===== Exercise material

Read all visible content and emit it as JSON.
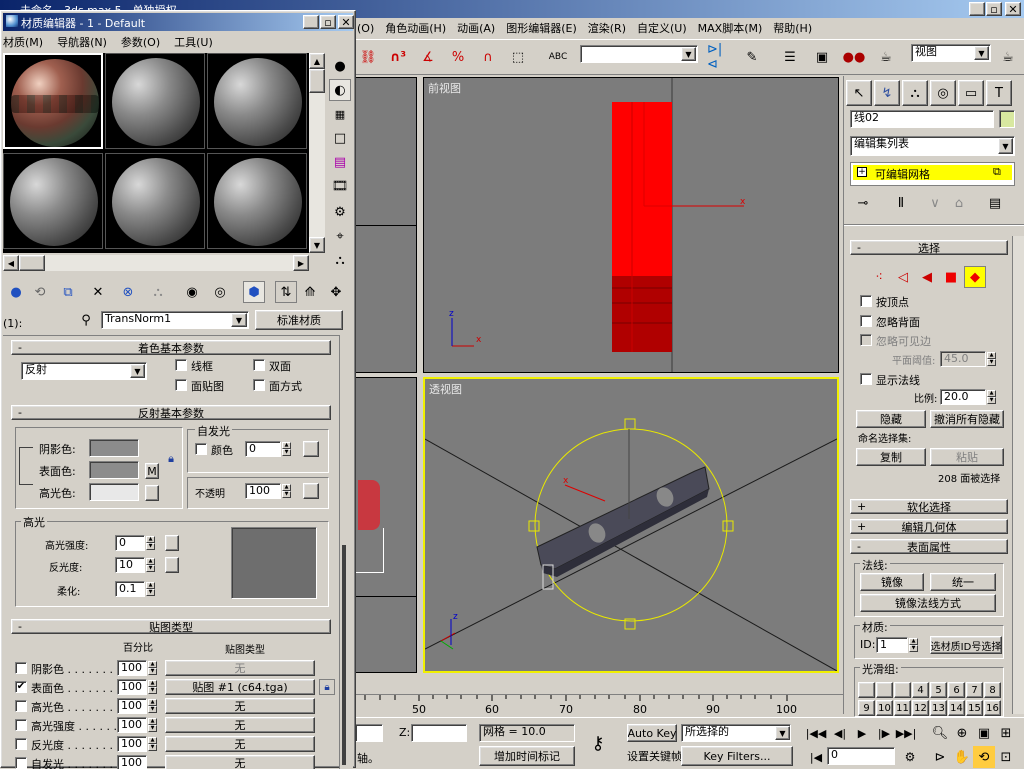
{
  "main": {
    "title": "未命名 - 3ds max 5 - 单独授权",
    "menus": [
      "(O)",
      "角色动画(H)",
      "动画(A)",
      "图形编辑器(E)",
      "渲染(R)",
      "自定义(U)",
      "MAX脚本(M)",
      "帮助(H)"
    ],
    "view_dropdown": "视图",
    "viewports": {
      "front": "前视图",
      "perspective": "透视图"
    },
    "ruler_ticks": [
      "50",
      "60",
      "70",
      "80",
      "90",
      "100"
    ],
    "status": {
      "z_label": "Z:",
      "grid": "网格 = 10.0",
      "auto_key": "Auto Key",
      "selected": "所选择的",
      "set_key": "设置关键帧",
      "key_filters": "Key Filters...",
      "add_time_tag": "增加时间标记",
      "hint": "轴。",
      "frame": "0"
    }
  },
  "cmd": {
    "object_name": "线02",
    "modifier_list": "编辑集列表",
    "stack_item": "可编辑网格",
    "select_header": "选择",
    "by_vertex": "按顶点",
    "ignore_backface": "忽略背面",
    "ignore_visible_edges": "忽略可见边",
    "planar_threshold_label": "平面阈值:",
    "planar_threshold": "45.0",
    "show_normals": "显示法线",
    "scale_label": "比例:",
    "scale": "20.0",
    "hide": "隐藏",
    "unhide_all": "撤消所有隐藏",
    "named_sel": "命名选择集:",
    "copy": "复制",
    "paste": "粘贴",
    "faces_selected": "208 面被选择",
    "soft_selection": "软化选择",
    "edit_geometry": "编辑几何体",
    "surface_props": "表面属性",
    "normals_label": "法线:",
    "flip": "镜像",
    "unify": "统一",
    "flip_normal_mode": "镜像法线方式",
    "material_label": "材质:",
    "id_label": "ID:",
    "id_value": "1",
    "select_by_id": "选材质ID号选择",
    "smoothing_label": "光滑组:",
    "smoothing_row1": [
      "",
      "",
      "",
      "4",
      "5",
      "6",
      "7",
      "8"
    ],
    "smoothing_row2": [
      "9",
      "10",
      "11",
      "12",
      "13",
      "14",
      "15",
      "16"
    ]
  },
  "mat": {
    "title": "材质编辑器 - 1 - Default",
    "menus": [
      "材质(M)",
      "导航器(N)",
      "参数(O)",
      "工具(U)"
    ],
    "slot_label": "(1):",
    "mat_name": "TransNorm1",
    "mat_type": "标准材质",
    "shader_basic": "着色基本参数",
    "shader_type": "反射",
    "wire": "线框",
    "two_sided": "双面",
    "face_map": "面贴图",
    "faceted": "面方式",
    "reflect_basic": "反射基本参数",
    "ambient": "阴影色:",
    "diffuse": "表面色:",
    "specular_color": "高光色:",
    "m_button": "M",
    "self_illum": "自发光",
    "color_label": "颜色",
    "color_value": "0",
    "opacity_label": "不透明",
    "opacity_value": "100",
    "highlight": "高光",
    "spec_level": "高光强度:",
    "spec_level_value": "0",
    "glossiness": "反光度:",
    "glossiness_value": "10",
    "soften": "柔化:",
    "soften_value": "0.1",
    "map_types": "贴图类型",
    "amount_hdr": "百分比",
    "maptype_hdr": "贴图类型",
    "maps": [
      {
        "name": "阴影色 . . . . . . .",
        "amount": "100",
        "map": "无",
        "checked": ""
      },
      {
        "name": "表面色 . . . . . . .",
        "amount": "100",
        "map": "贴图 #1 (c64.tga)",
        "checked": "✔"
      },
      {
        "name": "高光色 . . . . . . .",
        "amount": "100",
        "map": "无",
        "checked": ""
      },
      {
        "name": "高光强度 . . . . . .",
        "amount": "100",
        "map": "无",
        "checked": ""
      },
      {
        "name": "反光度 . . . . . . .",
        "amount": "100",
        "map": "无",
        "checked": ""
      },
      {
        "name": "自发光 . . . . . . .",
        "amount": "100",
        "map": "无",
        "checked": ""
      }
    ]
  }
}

==========

Written instruction
Set the listing down in full and exactly. Pictures within it should not appear in the copy.

Solution for this exercise
Read all visible content and emit it as JSON.
{
  "main": {
    "title": "未命名 - 3ds max 5 - 单独授权",
    "menus": [
      "(O)",
      "角色动画(H)",
      "动画(A)",
      "图形编辑器(E)",
      "渲染(R)",
      "自定义(U)",
      "MAX脚本(M)",
      "帮助(H)"
    ],
    "view_dropdown": "视图",
    "viewports": {
      "front": "前视图",
      "perspective": "透视图"
    },
    "ruler_ticks": [
      "50",
      "60",
      "70",
      "80",
      "90",
      "100"
    ],
    "status": {
      "z_label": "Z:",
      "grid": "网格 = 10.0",
      "auto_key": "Auto Key",
      "selected": "所选择的",
      "set_key": "设置关键帧",
      "key_filters": "Key Filters...",
      "add_time_tag": "增加时间标记",
      "hint": "轴。",
      "frame": "0"
    }
  },
  "cmd": {
    "object_name": "线02",
    "modifier_list": "编辑集列表",
    "stack_item": "可编辑网格",
    "select_header": "选择",
    "by_vertex": "按顶点",
    "ignore_backface": "忽略背面",
    "ignore_visible_edges": "忽略可见边",
    "planar_threshold_label": "平面阈值:",
    "planar_threshold": "45.0",
    "show_normals": "显示法线",
    "scale_label": "比例:",
    "scale": "20.0",
    "hide": "隐藏",
    "unhide_all": "撤消所有隐藏",
    "named_sel": "命名选择集:",
    "copy": "复制",
    "paste": "粘贴",
    "faces_selected": "208 面被选择",
    "soft_selection": "软化选择",
    "edit_geometry": "编辑几何体",
    "surface_props": "表面属性",
    "normals_label": "法线:",
    "flip": "镜像",
    "unify": "统一",
    "flip_normal_mode": "镜像法线方式",
    "material_label": "材质:",
    "id_label": "ID:",
    "id_value": "1",
    "select_by_id": "选材质ID号选择",
    "smoothing_label": "光滑组:",
    "smoothing_row1": [
      "",
      "",
      "",
      "4",
      "5",
      "6",
      "7",
      "8"
    ],
    "smoothing_row2": [
      "9",
      "10",
      "11",
      "12",
      "13",
      "14",
      "15",
      "16"
    ]
  },
  "mat": {
    "title": "材质编辑器 - 1 - Default",
    "menus": [
      "材质(M)",
      "导航器(N)",
      "参数(O)",
      "工具(U)"
    ],
    "slot_label": "(1):",
    "mat_name": "TransNorm1",
    "mat_type": "标准材质",
    "shader_basic": "着色基本参数",
    "shader_type": "反射",
    "wire": "线框",
    "two_sided": "双面",
    "face_map": "面贴图",
    "faceted": "面方式",
    "reflect_basic": "反射基本参数",
    "ambient": "阴影色:",
    "diffuse": "表面色:",
    "specular_color": "高光色:",
    "m_button": "M",
    "self_illum": "自发光",
    "color_label": "颜色",
    "color_value": "0",
    "opacity_label": "不透明",
    "opacity_value": "100",
    "highlight": "高光",
    "spec_level": "高光强度:",
    "spec_level_value": "0",
    "glossiness": "反光度:",
    "glossiness_value": "10",
    "soften": "柔化:",
    "soften_value": "0.1",
    "map_types": "贴图类型",
    "amount_hdr": "百分比",
    "maptype_hdr": "贴图类型",
    "maps": [
      {
        "name": "阴影色 . . . . . . .",
        "amount": "100",
        "map": "无",
        "checked": ""
      },
      {
        "name": "表面色 . . . . . . .",
        "amount": "100",
        "map": "贴图 #1 (c64.tga)",
        "checked": "✔"
      },
      {
        "name": "高光色 . . . . . . .",
        "amount": "100",
        "map": "无",
        "checked": ""
      },
      {
        "name": "高光强度 . . . . . .",
        "amount": "100",
        "map": "无",
        "checked": ""
      },
      {
        "name": "反光度 . . . . . . .",
        "amount": "100",
        "map": "无",
        "checked": ""
      },
      {
        "name": "自发光 . . . . . . .",
        "amount": "100",
        "map": "无",
        "checked": ""
      }
    ]
  }
}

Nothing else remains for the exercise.